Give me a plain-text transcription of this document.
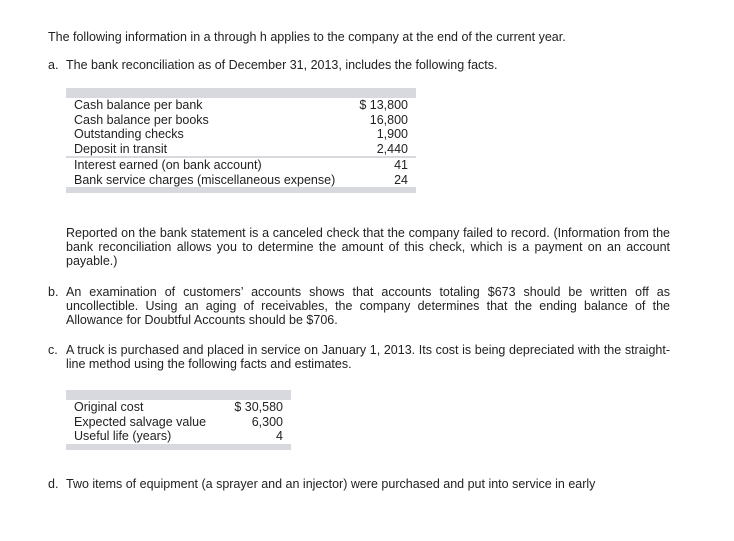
The following information in a through h applies to the company at the end of the current year.
a. The bank reconciliation as of December 31, 2013, includes the following facts.
Cash balance per bank	$ 13,800
Cash balance per books	16,800
Outstanding checks	1,900
Deposit in transit	2,440
Interest earned (on bank account)	41
Bank service charges (miscellaneous expense)	24
Reported on the bank statement is a canceled check that the company failed to record. (Information from the bank reconciliation allows you to determine the amount of this check, which is a payment on an account payable.)
b. An examination of customers’ accounts shows that accounts totaling $673 should be written off as uncollectible. Using an aging of receivables, the company determines that the ending balance of the Allowance for Doubtful Accounts should be $706.
c. A truck is purchased and placed in service on January 1, 2013. Its cost is being depreciated with the straight-line method using the following facts and estimates.
Original cost	$ 30,580
Expected salvage value	6,300
Useful life (years)	4
d. Two items of equipment (a sprayer and an injector) were purchased and put into service in early
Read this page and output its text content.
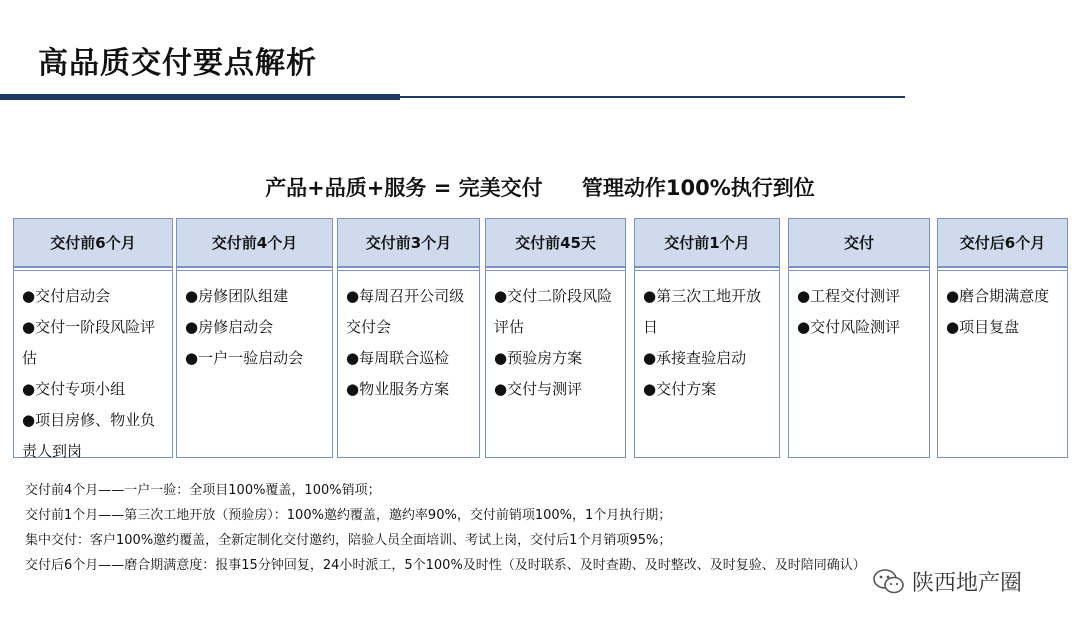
高品质交付要点解析
产品+品质+服务 = 完美交付 管理动作100%执行到位
交付前6个月
●交付启动会
●交付一阶段风险评估
●交付专项小组
●项目房修、物业负责人到岗
交付前4个月
●房修团队组建
●房修启动会
●一户一验启动会
交付前3个月
●每周召开公司级交付会
●每周联合巡检
●物业服务方案
交付前45天
●交付二阶段风险评估
●预验房方案
●交付与测评
交付前1个月
●第三次工地开放日
●承接查验启动
●交付方案
交付
●工程交付测评
●交付风险测评
交付后6个月
●磨合期满意度
●项目复盘
交付前4个月——一户一验：全项目100%覆盖，100%销项；
交付前1个月——第三次工地开放（预验房）：100%邀约覆盖，邀约率90%，交付前销项100%，1个月执行期；
集中交付：客户100%邀约覆盖，全新定制化交付邀约，陪验人员全面培训、考试上岗，交付后1个月销项95%；
交付后6个月——磨合期满意度：报事15分钟回复，24小时派工，5个100%及时性（及时联系、及时查勘、及时整改、及时复验、及时陪同确认）
陕西地产圈
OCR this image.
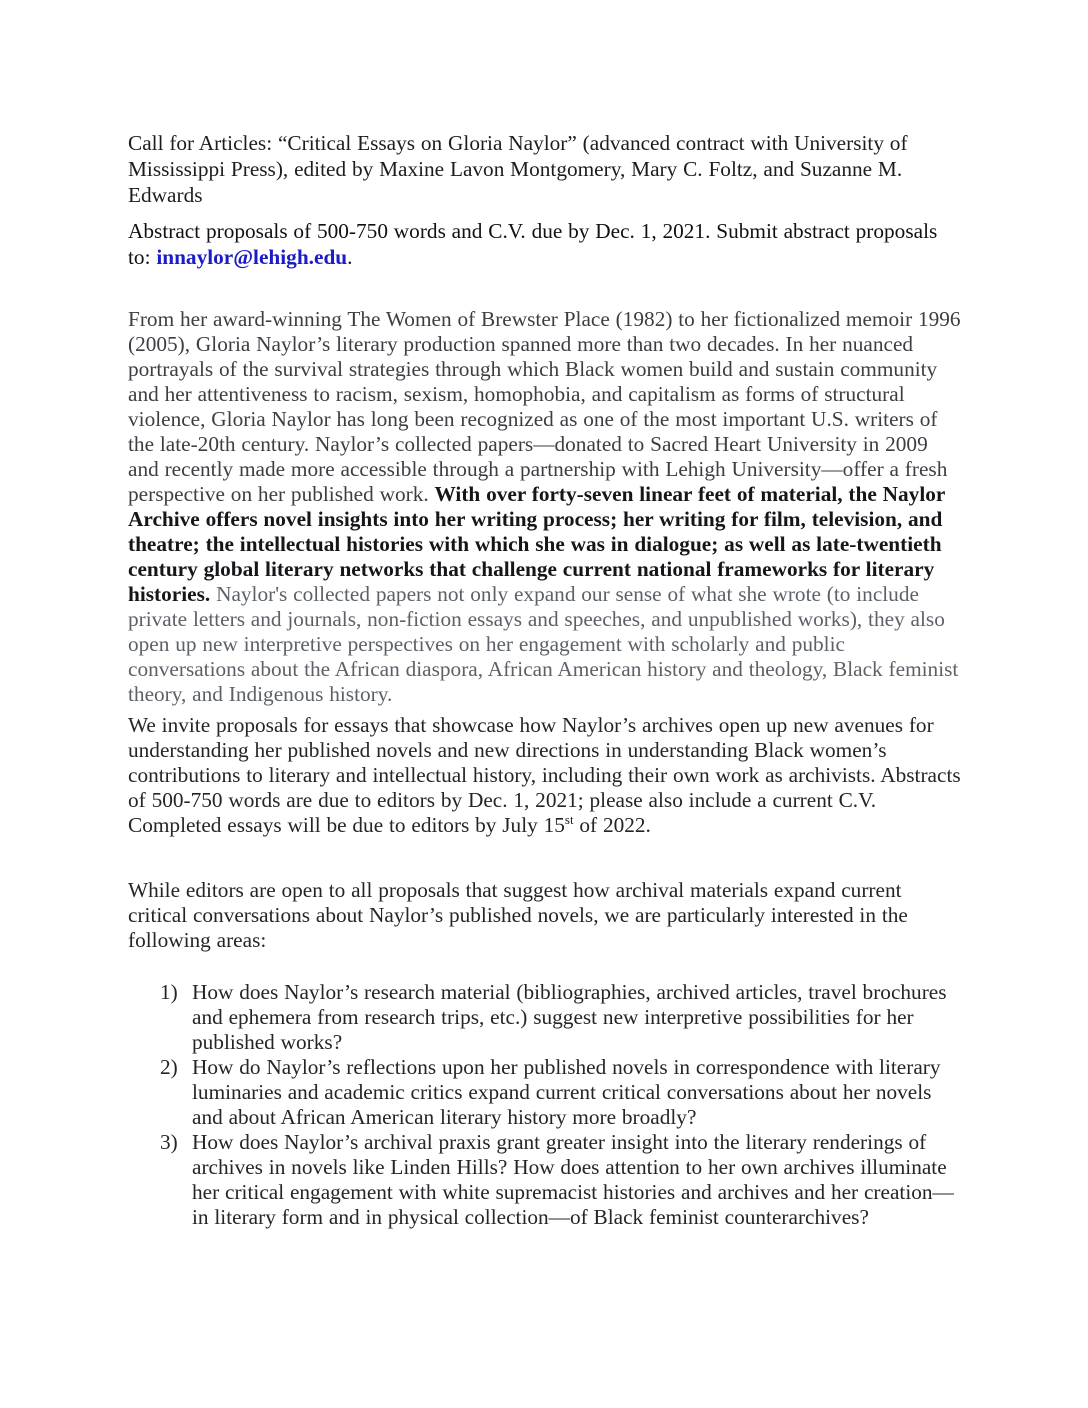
Call for Articles: “Critical Essays on Gloria Naylor” (advanced contract with University of Mississippi Press), edited by Maxine Lavon Montgomery, Mary C. Foltz, and Suzanne M. Edwards

Abstract proposals of 500-750 words and C.V. due by Dec. 1, 2021. Submit abstract proposals to: innaylor@lehigh.edu.

From her award-winning The Women of Brewster Place (1982) to her fictionalized memoir 1996 (2005), Gloria Naylor’s literary production spanned more than two decades. In her nuanced portrayals of the survival strategies through which Black women build and sustain community and her attentiveness to racism, sexism, homophobia, and capitalism as forms of structural violence, Gloria Naylor has long been recognized as one of the most important U.S. writers of the late-20th century. Naylor’s collected papers—donated to Sacred Heart University in 2009 and recently made more accessible through a partnership with Lehigh University—offer a fresh perspective on her published work. With over forty-seven linear feet of material, the Naylor Archive offers novel insights into her writing process; her writing for film, television, and theatre; the intellectual histories with which she was in dialogue; as well as late-twentieth century global literary networks that challenge current national frameworks for literary histories. Naylor's collected papers not only expand our sense of what she wrote (to include private letters and journals, non-fiction essays and speeches, and unpublished works), they also open up new interpretive perspectives on her engagement with scholarly and public conversations about the African diaspora, African American history and theology, Black feminist theory, and Indigenous history.

We invite proposals for essays that showcase how Naylor’s archives open up new avenues for understanding her published novels and new directions in understanding Black women’s contributions to literary and intellectual history, including their own work as archivists. Abstracts of 500-750 words are due to editors by Dec. 1, 2021; please also include a current C.V. Completed essays will be due to editors by July 15st of 2022.

While editors are open to all proposals that suggest how archival materials expand current critical conversations about Naylor’s published novels, we are particularly interested in the following areas:

1) How does Naylor’s research material (bibliographies, archived articles, travel brochures and ephemera from research trips, etc.) suggest new interpretive possibilities for her published works?
2) How do Naylor’s reflections upon her published novels in correspondence with literary luminaries and academic critics expand current critical conversations about her novels and about African American literary history more broadly?
3) How does Naylor’s archival praxis grant greater insight into the literary renderings of archives in novels like Linden Hills? How does attention to her own archives illuminate her critical engagement with white supremacist histories and archives and her creation—in literary form and in physical collection—of Black feminist counterarchives?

========

Can you retype every record above exactly, leaving out the pictures?

→ Expected answer:
Give me a plain-text transcription of this document.
The following information in a through h applies to the company at the end of the current year.
a. The bank reconciliation as of December 31, 2013, includes the following facts.
Cash balance per bank	$ 13,800
Cash balance per books	16,800
Outstanding checks	1,900
Deposit in transit	2,440
Interest earned (on bank account)	41
Bank service charges (miscellaneous expense)	24
Reported on the bank statement is a canceled check that the company failed to record. (Information from the bank reconciliation allows you to determine the amount of this check, which is a payment on an account payable.)
b. An examination of customers’ accounts shows that accounts totaling $673 should be written off as uncollectible. Using an aging of receivables, the company determines that the ending balance of the Allowance for Doubtful Accounts should be $706.
c. A truck is purchased and placed in service on January 1, 2013. Its cost is being depreciated with the straight-line method using the following facts and estimates.
Original cost	$ 30,580
Expected salvage value	6,300
Useful life (years)	4
d. Two items of equipment (a sprayer and an injector) were purchased and put into service in early
Read this page and output its text content.
高品质交付要点解析
产品+品质+服务 = 完美交付 管理动作100%执行到位
交付前6个月
●交付启动会
●交付一阶段风险评估
●交付专项小组
●项目房修、物业负责人到岗
交付前4个月
●房修团队组建
●房修启动会
●一户一验启动会
交付前3个月
●每周召开公司级交付会
●每周联合巡检
●物业服务方案
交付前45天
●交付二阶段风险评估
●预验房方案
●交付与测评
交付前1个月
●第三次工地开放日
●承接查验启动
●交付方案
交付
●工程交付测评
●交付风险测评
交付后6个月
●磨合期满意度
●项目复盘
交付前4个月——一户一验：全项目100%覆盖，100%销项；
交付前1个月——第三次工地开放（预验房）：100%邀约覆盖，邀约率90%，交付前销项100%，1个月执行期；
集中交付：客户100%邀约覆盖，全新定制化交付邀约，陪验人员全面培训、考试上岗，交付后1个月销项95%；
交付后6个月——磨合期满意度：报事15分钟回复，24小时派工，5个100%及时性（及时联系、及时查勘、及时整改、及时复验、及时陪同确认）
陕西地产圈
OCR this image.
Call for Articles: “Critical Essays on Gloria Naylor” (advanced contract with University of Mississippi Press), edited by Maxine Lavon Montgomery, Mary C. Foltz, and Suzanne M. Edwards

Abstract proposals of 500-750 words and C.V. due by Dec. 1, 2021. Submit abstract proposals to: innaylor@lehigh.edu.

From her award-winning The Women of Brewster Place (1982) to her fictionalized memoir 1996 (2005), Gloria Naylor’s literary production spanned more than two decades. In her nuanced portrayals of the survival strategies through which Black women build and sustain community and her attentiveness to racism, sexism, homophobia, and capitalism as forms of structural violence, Gloria Naylor has long been recognized as one of the most important U.S. writers of the late-20th century. Naylor’s collected papers—donated to Sacred Heart University in 2009 and recently made more accessible through a partnership with Lehigh University—offer a fresh perspective on her published work. With over forty-seven linear feet of material, the Naylor Archive offers novel insights into her writing process; her writing for film, television, and theatre; the intellectual histories with which she was in dialogue; as well as late-twentieth century global literary networks that challenge current national frameworks for literary histories. Naylor's collected papers not only expand our sense of what she wrote (to include private letters and journals, non-fiction essays and speeches, and unpublished works), they also open up new interpretive perspectives on her engagement with scholarly and public conversations about the African diaspora, African American history and theology, Black feminist theory, and Indigenous history.

We invite proposals for essays that showcase how Naylor’s archives open up new avenues for understanding her published novels and new directions in understanding Black women’s contributions to literary and intellectual history, including their own work as archivists. Abstracts of 500-750 words are due to editors by Dec. 1, 2021; please also include a current C.V. Completed essays will be due to editors by July 15st of 2022.

While editors are open to all proposals that suggest how archival materials expand current critical conversations about Naylor’s published novels, we are particularly interested in the following areas:

1) How does Naylor’s research material (bibliographies, archived articles, travel brochures and ephemera from research trips, etc.) suggest new interpretive possibilities for her published works?
2) How do Naylor’s reflections upon her published novels in correspondence with literary luminaries and academic critics expand current critical conversations about her novels and about African American literary history more broadly?
3) How does Naylor’s archival praxis grant greater insight into the literary renderings of archives in novels like Linden Hills? How does attention to her own archives illuminate her critical engagement with white supremacist histories and archives and her creation—in literary form and in physical collection—of Black feminist counterarchives?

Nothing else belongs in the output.